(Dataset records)
+++

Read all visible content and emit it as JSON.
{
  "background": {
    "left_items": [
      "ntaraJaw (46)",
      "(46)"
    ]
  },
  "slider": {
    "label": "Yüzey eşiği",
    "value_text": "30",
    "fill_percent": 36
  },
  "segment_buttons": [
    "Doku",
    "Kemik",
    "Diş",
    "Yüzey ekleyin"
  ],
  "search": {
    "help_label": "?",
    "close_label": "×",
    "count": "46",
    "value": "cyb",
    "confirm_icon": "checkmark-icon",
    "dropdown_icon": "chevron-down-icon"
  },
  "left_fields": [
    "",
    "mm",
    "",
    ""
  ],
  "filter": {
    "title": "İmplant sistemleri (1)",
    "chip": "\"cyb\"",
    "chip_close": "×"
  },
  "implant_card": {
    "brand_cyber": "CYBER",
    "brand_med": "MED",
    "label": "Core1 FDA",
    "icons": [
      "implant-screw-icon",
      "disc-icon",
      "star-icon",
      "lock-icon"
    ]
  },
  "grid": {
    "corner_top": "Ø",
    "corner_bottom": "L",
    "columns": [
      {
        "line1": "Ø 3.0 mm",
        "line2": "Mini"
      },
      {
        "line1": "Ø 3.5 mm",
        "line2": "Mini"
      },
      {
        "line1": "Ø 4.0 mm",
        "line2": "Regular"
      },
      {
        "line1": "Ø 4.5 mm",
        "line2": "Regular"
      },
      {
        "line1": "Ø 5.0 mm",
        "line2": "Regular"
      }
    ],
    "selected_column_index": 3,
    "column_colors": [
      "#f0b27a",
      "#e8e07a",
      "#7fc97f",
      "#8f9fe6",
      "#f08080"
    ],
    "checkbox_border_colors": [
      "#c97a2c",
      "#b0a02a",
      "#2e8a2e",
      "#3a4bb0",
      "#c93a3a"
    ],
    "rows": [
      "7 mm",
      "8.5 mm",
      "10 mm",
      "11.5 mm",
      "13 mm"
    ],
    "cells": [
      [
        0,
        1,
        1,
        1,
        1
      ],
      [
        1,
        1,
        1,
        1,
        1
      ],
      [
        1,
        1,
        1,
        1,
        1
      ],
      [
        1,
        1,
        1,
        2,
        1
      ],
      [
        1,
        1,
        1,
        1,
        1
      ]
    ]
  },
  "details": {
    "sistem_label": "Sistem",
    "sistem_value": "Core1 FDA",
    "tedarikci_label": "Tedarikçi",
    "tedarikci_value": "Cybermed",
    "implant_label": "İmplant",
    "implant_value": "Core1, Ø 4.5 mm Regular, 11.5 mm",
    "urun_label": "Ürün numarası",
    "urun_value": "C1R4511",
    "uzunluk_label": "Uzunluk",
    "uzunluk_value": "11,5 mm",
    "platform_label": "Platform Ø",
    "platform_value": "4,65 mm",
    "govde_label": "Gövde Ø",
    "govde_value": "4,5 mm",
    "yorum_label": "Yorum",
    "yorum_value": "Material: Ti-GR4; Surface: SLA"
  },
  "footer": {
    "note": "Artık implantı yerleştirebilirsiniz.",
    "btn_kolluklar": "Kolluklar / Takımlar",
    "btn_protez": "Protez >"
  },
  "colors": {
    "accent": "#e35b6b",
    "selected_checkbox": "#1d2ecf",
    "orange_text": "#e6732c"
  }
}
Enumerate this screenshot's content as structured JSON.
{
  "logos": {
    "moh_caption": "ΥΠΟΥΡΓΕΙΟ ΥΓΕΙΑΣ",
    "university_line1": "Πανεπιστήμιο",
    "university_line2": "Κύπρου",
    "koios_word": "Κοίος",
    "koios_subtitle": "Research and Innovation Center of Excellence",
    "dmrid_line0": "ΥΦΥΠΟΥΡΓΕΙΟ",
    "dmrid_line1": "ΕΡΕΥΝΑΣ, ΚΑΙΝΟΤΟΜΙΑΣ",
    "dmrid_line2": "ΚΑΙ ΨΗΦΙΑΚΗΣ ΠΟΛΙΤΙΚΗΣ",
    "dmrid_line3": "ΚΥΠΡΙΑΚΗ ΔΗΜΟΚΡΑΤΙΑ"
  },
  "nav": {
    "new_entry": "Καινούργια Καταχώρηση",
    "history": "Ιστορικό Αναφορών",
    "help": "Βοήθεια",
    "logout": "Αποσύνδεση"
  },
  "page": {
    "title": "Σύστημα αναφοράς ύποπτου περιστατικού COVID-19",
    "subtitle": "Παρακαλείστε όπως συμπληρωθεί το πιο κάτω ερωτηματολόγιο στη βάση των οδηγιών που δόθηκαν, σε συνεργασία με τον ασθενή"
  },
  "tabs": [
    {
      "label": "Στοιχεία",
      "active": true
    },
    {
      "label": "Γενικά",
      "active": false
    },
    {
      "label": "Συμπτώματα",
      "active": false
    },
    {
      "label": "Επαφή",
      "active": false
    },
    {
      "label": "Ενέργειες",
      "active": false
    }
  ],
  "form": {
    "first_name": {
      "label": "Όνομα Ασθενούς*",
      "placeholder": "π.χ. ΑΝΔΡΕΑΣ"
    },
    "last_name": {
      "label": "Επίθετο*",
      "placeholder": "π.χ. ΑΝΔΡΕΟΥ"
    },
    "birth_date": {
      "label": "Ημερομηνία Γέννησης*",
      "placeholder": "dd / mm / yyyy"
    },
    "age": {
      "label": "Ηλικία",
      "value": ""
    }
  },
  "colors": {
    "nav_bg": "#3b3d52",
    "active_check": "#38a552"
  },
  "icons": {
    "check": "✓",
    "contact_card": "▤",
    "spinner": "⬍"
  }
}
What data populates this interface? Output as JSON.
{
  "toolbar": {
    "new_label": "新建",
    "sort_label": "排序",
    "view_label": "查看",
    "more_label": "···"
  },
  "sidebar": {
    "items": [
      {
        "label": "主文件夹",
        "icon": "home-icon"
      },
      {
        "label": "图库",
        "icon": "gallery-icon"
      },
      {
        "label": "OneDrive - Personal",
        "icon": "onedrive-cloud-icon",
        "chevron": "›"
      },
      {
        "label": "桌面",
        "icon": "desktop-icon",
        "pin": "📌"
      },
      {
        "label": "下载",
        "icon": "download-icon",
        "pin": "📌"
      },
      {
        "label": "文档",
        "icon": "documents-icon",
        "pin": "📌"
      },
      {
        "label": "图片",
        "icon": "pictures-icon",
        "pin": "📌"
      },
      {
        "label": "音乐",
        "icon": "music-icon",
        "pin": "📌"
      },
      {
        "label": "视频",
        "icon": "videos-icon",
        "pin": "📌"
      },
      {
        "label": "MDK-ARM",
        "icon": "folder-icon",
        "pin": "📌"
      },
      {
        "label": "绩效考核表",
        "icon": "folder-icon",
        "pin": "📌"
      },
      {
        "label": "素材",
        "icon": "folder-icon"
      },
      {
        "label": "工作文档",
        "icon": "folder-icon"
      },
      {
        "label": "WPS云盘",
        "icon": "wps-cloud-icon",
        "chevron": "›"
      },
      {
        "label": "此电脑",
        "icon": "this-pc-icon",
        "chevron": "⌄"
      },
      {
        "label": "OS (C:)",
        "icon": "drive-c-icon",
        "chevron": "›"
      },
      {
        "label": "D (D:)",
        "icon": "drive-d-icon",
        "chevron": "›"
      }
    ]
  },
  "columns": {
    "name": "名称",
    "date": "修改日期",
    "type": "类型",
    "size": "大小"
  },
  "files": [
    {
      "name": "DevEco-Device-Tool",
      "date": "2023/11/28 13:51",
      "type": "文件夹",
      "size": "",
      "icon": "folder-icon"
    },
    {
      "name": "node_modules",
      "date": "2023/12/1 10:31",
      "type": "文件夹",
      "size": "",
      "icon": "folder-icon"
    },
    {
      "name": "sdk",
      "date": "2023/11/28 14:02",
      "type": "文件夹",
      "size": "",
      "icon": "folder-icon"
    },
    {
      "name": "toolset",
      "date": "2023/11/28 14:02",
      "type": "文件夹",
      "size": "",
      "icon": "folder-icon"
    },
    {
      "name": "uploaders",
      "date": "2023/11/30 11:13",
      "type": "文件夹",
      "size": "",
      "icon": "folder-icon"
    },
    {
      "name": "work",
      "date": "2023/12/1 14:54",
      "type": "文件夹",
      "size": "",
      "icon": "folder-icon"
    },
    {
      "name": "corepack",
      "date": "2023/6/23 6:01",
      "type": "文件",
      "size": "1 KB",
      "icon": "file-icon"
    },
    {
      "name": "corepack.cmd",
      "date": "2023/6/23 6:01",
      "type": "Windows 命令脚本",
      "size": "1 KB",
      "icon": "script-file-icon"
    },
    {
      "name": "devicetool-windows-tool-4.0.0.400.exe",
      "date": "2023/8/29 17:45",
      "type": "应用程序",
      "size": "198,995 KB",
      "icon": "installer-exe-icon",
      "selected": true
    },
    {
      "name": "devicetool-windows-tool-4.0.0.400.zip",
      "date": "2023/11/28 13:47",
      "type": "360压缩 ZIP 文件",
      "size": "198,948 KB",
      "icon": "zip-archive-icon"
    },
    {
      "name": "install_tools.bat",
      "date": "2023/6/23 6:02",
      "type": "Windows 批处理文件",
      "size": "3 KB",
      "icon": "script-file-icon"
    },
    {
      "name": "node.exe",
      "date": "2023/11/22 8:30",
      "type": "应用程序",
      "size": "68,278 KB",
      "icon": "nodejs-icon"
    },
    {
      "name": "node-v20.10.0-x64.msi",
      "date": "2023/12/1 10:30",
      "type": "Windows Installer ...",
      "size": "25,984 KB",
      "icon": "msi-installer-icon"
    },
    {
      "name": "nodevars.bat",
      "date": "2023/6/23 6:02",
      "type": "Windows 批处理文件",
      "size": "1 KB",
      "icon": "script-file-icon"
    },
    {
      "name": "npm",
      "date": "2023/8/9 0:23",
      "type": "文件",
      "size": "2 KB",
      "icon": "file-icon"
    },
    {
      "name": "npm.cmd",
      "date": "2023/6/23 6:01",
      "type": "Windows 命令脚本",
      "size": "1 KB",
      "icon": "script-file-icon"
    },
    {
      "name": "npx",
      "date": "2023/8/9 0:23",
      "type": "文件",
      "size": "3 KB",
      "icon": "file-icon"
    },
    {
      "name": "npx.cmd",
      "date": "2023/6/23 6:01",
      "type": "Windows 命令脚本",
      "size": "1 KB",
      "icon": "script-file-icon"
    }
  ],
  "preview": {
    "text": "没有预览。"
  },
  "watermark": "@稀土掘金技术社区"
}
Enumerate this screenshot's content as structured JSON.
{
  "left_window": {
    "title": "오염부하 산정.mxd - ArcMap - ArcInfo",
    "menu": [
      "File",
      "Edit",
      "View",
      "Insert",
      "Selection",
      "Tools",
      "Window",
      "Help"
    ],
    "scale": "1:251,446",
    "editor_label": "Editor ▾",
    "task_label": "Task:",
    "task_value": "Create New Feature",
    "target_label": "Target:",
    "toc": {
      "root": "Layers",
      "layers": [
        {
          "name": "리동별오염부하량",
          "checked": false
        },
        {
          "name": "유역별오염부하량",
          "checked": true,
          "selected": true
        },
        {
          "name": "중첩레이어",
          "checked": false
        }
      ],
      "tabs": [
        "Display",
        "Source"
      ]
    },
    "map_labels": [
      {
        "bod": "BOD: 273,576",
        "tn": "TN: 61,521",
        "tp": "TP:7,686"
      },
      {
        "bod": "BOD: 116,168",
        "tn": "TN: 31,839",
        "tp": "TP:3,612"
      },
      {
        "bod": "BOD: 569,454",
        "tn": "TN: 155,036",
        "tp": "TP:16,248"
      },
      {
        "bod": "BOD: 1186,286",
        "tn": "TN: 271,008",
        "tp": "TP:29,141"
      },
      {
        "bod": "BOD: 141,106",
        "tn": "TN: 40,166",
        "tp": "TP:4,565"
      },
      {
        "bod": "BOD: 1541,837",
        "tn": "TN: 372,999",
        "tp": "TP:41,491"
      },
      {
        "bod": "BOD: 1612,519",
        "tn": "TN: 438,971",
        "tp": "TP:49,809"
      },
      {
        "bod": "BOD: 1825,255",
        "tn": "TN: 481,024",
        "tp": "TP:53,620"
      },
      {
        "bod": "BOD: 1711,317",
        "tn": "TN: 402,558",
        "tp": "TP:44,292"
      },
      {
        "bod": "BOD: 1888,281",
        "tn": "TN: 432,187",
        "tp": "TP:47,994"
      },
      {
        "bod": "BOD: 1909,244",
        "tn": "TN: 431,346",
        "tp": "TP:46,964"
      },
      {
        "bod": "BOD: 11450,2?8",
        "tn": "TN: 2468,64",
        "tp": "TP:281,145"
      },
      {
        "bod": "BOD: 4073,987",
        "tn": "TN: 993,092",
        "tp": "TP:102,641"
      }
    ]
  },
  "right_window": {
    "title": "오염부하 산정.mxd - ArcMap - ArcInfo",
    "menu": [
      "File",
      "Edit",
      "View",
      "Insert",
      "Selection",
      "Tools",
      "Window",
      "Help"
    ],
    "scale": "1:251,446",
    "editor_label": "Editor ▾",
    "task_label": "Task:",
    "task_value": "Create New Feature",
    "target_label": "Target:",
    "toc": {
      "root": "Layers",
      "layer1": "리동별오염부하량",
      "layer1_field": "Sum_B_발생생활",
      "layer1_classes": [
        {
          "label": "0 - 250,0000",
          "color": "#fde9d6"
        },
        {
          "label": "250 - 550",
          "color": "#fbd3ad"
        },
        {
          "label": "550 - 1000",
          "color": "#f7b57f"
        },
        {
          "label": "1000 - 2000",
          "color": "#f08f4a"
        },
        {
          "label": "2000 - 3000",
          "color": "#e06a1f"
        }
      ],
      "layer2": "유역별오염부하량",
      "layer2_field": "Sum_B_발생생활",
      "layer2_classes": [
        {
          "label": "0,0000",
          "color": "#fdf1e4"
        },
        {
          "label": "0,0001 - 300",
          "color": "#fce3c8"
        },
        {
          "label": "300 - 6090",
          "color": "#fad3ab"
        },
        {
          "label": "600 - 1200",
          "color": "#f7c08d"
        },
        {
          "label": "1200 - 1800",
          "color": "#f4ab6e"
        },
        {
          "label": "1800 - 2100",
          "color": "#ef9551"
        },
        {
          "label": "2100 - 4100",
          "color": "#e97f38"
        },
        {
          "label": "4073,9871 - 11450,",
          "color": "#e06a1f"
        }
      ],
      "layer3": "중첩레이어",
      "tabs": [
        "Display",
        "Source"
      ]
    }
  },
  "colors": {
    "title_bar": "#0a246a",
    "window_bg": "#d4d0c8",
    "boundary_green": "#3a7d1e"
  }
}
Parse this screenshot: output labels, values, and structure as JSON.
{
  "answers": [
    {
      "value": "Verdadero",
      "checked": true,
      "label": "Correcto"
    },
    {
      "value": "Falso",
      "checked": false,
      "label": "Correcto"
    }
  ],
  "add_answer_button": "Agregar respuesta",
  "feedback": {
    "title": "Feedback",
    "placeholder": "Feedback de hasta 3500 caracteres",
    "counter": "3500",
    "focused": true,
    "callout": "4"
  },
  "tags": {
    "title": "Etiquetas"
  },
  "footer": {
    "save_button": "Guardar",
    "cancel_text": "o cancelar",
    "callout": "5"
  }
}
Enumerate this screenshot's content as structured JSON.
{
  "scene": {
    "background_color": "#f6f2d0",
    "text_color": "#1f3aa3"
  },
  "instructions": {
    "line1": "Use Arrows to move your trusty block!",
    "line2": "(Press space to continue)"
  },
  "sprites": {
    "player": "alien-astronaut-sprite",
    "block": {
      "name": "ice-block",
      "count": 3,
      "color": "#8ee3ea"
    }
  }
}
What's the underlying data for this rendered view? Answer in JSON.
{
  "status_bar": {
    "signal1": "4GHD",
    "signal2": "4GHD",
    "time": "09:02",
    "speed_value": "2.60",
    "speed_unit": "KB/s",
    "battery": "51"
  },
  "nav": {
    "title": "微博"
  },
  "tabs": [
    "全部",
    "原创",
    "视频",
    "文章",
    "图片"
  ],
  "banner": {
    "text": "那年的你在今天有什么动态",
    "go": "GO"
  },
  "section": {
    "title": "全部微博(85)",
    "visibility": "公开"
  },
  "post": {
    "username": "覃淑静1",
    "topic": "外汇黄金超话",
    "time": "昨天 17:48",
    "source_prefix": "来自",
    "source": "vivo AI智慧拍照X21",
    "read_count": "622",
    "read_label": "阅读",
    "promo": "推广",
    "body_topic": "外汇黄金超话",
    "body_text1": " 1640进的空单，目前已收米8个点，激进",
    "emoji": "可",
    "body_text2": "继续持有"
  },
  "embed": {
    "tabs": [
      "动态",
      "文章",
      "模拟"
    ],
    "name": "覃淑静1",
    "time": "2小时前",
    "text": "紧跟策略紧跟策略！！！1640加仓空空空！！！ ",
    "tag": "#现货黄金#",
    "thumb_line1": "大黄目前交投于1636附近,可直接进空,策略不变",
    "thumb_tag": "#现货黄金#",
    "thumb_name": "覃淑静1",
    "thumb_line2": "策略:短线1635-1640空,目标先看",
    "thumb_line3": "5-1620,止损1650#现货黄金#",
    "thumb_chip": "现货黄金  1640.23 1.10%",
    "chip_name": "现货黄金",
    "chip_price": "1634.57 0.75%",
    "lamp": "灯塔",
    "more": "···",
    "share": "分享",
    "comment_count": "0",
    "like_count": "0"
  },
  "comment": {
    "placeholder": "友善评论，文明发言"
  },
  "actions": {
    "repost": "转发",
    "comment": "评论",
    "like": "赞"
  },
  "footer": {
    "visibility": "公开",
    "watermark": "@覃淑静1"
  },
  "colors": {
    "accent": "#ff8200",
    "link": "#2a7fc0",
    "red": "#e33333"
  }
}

+++

(Instruction)
Look through the entries above for the word "watermark". Copy every line where it shows up.

(The solution)
  "watermark": "@稀土掘金技术社区"
    "watermark": "@覃淑静1"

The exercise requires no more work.